───── Records supplied ─────

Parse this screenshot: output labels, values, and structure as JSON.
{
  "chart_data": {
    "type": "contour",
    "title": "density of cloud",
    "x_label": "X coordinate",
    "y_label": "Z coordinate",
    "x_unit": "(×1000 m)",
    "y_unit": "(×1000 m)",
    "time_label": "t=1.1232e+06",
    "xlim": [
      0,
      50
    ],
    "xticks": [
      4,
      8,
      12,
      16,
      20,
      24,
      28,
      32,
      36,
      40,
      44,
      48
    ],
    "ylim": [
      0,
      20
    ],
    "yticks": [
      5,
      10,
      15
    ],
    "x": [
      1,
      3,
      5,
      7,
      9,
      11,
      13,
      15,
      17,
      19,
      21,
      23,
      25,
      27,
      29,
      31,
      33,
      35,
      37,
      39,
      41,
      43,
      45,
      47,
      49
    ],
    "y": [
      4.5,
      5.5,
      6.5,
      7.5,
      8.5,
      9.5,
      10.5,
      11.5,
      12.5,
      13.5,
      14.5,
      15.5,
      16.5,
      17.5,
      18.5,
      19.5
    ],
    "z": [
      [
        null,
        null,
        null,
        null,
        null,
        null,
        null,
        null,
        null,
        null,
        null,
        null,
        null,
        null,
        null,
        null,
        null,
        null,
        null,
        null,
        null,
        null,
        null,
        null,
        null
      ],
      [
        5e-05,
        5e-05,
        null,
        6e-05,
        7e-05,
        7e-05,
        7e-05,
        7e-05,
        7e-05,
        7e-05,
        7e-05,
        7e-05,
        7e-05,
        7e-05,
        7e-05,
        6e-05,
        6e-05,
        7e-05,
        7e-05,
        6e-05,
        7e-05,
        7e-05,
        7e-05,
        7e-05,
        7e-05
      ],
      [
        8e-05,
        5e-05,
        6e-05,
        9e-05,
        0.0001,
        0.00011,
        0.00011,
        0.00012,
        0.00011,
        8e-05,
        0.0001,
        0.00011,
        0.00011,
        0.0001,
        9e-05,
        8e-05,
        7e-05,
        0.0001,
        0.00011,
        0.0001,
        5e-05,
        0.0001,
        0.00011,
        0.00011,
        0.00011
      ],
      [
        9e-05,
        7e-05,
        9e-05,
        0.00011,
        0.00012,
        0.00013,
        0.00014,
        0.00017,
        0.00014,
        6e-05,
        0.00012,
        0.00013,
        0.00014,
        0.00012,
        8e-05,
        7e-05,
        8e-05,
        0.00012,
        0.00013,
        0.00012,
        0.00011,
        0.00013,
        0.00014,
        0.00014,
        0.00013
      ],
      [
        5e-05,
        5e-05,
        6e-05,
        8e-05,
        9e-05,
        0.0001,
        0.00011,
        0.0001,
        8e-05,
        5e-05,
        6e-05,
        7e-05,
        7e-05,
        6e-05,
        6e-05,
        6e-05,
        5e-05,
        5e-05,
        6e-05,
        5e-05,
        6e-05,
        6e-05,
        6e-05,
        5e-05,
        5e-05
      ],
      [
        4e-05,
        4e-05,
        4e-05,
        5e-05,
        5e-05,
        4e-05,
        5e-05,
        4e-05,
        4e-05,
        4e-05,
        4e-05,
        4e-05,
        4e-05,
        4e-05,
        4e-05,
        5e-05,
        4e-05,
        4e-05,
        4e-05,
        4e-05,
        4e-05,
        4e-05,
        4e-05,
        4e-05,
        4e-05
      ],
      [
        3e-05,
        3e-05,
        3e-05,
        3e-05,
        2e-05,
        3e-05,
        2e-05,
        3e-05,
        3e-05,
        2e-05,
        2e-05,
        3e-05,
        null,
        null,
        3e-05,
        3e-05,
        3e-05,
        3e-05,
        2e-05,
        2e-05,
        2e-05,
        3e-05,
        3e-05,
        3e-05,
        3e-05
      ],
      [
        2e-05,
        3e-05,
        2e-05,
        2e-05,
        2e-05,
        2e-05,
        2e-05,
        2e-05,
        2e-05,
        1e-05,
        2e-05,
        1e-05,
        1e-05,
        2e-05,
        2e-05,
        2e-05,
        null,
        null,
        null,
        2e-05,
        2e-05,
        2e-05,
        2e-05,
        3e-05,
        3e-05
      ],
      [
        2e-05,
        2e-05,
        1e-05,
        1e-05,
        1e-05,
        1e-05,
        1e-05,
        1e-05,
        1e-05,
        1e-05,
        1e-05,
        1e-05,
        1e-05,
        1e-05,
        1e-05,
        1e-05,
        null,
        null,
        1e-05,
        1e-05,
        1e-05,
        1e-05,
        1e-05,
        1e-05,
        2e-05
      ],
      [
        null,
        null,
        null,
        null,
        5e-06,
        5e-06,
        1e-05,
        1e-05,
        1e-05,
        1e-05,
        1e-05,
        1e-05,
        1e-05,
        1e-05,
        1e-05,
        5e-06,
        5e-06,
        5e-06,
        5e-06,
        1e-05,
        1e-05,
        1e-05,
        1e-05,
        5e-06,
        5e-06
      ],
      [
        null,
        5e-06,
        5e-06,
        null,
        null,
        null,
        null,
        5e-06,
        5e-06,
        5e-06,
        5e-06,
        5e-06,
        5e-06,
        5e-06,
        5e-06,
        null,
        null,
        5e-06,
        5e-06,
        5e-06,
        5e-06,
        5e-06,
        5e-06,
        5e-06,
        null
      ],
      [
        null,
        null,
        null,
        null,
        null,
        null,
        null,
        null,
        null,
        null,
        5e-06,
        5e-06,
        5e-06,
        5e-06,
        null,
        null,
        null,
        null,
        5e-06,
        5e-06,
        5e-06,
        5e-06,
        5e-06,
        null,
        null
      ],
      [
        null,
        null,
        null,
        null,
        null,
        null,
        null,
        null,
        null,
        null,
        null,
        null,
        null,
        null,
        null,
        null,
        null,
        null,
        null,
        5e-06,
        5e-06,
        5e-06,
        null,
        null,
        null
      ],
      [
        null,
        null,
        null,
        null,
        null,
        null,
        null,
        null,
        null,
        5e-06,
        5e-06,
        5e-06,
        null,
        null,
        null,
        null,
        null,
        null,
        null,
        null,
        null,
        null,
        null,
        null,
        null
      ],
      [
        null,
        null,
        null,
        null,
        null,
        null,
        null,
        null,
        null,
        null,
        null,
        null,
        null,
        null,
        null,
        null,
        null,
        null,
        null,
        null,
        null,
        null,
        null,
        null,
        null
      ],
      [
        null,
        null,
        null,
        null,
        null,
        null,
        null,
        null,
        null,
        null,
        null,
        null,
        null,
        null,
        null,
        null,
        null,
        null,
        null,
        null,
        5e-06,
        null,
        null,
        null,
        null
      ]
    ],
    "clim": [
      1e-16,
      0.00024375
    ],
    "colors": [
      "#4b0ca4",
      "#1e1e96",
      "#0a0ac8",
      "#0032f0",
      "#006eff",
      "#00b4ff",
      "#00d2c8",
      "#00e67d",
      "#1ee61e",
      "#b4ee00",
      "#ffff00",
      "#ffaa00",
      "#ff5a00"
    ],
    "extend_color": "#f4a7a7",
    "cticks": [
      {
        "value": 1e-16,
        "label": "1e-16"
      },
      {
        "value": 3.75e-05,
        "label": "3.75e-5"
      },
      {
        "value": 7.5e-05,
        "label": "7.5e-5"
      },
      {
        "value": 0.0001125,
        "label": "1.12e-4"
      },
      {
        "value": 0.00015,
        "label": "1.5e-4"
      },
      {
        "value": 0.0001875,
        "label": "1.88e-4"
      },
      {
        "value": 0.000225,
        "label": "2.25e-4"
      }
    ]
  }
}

─────

◆ Given request:
Go through the records line by line and count those containing the string "coordinate". Give only the total.

◆ Exercise output:
2